— Begin —

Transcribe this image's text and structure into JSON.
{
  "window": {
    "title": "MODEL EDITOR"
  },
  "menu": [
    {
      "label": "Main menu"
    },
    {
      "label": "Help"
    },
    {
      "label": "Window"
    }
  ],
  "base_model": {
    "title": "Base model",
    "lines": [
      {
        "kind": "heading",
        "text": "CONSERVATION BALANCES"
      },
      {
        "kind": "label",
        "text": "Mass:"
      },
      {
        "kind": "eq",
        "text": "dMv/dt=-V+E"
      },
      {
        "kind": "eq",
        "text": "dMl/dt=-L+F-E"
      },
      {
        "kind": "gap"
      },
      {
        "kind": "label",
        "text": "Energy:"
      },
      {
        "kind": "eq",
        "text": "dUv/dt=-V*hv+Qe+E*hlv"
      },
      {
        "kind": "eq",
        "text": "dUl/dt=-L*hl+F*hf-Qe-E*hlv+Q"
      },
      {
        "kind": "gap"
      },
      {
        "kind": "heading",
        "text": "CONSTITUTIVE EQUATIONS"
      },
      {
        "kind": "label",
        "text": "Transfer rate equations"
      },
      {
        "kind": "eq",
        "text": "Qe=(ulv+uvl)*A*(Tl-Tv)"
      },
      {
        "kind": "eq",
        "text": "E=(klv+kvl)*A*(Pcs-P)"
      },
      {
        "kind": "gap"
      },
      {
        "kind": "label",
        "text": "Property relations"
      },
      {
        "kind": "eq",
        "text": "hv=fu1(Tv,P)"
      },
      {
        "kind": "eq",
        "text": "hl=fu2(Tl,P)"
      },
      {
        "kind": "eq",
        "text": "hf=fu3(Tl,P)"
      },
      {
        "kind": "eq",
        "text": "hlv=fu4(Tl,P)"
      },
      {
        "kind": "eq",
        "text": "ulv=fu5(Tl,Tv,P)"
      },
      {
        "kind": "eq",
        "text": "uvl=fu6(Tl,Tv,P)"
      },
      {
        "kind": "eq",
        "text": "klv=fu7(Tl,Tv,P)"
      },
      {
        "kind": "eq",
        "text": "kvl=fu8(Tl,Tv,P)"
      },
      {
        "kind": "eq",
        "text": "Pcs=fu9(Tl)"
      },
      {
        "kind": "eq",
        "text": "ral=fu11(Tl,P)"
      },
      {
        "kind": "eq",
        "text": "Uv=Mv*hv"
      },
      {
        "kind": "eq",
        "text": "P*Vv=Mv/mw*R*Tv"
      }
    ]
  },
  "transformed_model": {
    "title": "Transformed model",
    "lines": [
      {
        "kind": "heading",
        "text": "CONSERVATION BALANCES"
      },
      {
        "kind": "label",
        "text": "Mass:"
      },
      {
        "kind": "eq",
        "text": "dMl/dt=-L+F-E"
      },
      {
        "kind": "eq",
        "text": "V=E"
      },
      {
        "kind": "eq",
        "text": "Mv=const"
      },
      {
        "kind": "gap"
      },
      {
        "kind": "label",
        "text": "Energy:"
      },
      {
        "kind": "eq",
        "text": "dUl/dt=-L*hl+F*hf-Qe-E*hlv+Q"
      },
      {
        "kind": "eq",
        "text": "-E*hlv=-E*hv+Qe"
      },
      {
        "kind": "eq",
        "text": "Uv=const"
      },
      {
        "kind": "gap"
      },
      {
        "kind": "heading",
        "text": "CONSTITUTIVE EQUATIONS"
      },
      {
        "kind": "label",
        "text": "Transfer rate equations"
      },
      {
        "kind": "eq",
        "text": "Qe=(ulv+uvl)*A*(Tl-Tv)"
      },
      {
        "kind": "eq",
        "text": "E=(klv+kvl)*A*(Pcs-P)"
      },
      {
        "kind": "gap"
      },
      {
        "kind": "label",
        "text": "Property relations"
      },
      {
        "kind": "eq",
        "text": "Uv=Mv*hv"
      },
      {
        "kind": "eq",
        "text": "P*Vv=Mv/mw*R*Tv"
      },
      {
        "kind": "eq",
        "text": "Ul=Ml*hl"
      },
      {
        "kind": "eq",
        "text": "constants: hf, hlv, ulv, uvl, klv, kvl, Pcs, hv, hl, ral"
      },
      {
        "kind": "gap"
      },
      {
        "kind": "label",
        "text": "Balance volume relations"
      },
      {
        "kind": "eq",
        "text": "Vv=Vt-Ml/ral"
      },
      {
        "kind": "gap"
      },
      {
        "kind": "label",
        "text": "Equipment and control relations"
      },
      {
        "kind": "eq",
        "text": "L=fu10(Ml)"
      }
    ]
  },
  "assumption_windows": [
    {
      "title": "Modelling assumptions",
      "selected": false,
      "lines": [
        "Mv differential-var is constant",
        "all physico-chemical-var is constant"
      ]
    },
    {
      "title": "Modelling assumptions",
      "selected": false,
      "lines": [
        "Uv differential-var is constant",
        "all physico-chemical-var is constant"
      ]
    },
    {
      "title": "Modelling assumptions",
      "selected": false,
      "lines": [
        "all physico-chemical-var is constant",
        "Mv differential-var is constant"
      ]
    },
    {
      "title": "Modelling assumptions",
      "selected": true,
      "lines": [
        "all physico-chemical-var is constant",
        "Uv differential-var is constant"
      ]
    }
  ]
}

— End —

● **Task requirements**: Copy down the material exactly as written.

● **Answer**:
Transcribe this image's text and structure into JSON.
{
  "window": {
    "title": "MODEL EDITOR"
  },
  "menu": [
    {
      "label": "Main menu"
    },
    {
      "label": "Help"
    },
    {
      "label": "Window"
    }
  ],
  "base_model": {
    "title": "Base model",
    "lines": [
      {
        "kind": "heading",
        "text": "CONSERVATION BALANCES"
      },
      {
        "kind": "label",
        "text": "Mass:"
      },
      {
        "kind": "eq",
        "text": "dMv/dt=-V+E"
      },
      {
        "kind": "eq",
        "text": "dMl/dt=-L+F-E"
      },
      {
        "kind": "gap"
      },
      {
        "kind": "label",
        "text": "Energy:"
      },
      {
        "kind": "eq",
        "text": "dUv/dt=-V*hv+Qe+E*hlv"
      },
      {
        "kind": "eq",
        "text": "dUl/dt=-L*hl+F*hf-Qe-E*hlv+Q"
      },
      {
        "kind": "gap"
      },
      {
        "kind": "heading",
        "text": "CONSTITUTIVE EQUATIONS"
      },
      {
        "kind": "label",
        "text": "Transfer rate equations"
      },
      {
        "kind": "eq",
        "text": "Qe=(ulv+uvl)*A*(Tl-Tv)"
      },
      {
        "kind": "eq",
        "text": "E=(klv+kvl)*A*(Pcs-P)"
      },
      {
        "kind": "gap"
      },
      {
        "kind": "label",
        "text": "Property relations"
      },
      {
        "kind": "eq",
        "text": "hv=fu1(Tv,P)"
      },
      {
        "kind": "eq",
        "text": "hl=fu2(Tl,P)"
      },
      {
        "kind": "eq",
        "text": "hf=fu3(Tl,P)"
      },
      {
        "kind": "eq",
        "text": "hlv=fu4(Tl,P)"
      },
      {
        "kind": "eq",
        "text": "ulv=fu5(Tl,Tv,P)"
      },
      {
        "kind": "eq",
        "text": "uvl=fu6(Tl,Tv,P)"
      },
      {
        "kind": "eq",
        "text": "klv=fu7(Tl,Tv,P)"
      },
      {
        "kind": "eq",
        "text": "kvl=fu8(Tl,Tv,P)"
      },
      {
        "kind": "eq",
        "text": "Pcs=fu9(Tl)"
      },
      {
        "kind": "eq",
        "text": "ral=fu11(Tl,P)"
      },
      {
        "kind": "eq",
        "text": "Uv=Mv*hv"
      },
      {
        "kind": "eq",
        "text": "P*Vv=Mv/mw*R*Tv"
      }
    ]
  },
  "transformed_model": {
    "title": "Transformed model",
    "lines": [
      {
        "kind": "heading",
        "text": "CONSERVATION BALANCES"
      },
      {
        "kind": "label",
        "text": "Mass:"
      },
      {
        "kind": "eq",
        "text": "dMl/dt=-L+F-E"
      },
      {
        "kind": "eq",
        "text": "V=E"
      },
      {
        "kind": "eq",
        "text": "Mv=const"
      },
      {
        "kind": "gap"
      },
      {
        "kind": "label",
        "text": "Energy:"
      },
      {
        "kind": "eq",
        "text": "dUl/dt=-L*hl+F*hf-Qe-E*hlv+Q"
      },
      {
        "kind": "eq",
        "text": "-E*hlv=-E*hv+Qe"
      },
      {
        "kind": "eq",
        "text": "Uv=const"
      },
      {
        "kind": "gap"
      },
      {
        "kind": "heading",
        "text": "CONSTITUTIVE EQUATIONS"
      },
      {
        "kind": "label",
        "text": "Transfer rate equations"
      },
      {
        "kind": "eq",
        "text": "Qe=(ulv+uvl)*A*(Tl-Tv)"
      },
      {
        "kind": "eq",
        "text": "E=(klv+kvl)*A*(Pcs-P)"
      },
      {
        "kind": "gap"
      },
      {
        "kind": "label",
        "text": "Property relations"
      },
      {
        "kind": "eq",
        "text": "Uv=Mv*hv"
      },
      {
        "kind": "eq",
        "text": "P*Vv=Mv/mw*R*Tv"
      },
      {
        "kind": "eq",
        "text": "Ul=Ml*hl"
      },
      {
        "kind": "eq",
        "text": "constants: hf, hlv, ulv, uvl, klv, kvl, Pcs, hv, hl, ral"
      },
      {
        "kind": "gap"
      },
      {
        "kind": "label",
        "text": "Balance volume relations"
      },
      {
        "kind": "eq",
        "text": "Vv=Vt-Ml/ral"
      },
      {
        "kind": "gap"
      },
      {
        "kind": "label",
        "text": "Equipment and control relations"
      },
      {
        "kind": "eq",
        "text": "L=fu10(Ml)"
      }
    ]
  },
  "assumption_windows": [
    {
      "title": "Modelling assumptions",
      "selected": false,
      "lines": [
        "Mv differential-var is constant",
        "all physico-chemical-var is constant"
      ]
    },
    {
      "title": "Modelling assumptions",
      "selected": false,
      "lines": [
        "Uv differential-var is constant",
        "all physico-chemical-var is constant"
      ]
    },
    {
      "title": "Modelling assumptions",
      "selected": false,
      "lines": [
        "all physico-chemical-var is constant",
        "Mv differential-var is constant"
      ]
    },
    {
      "title": "Modelling assumptions",
      "selected": true,
      "lines": [
        "all physico-chemical-var is constant",
        "Uv differential-var is constant"
      ]
    }
  ]
}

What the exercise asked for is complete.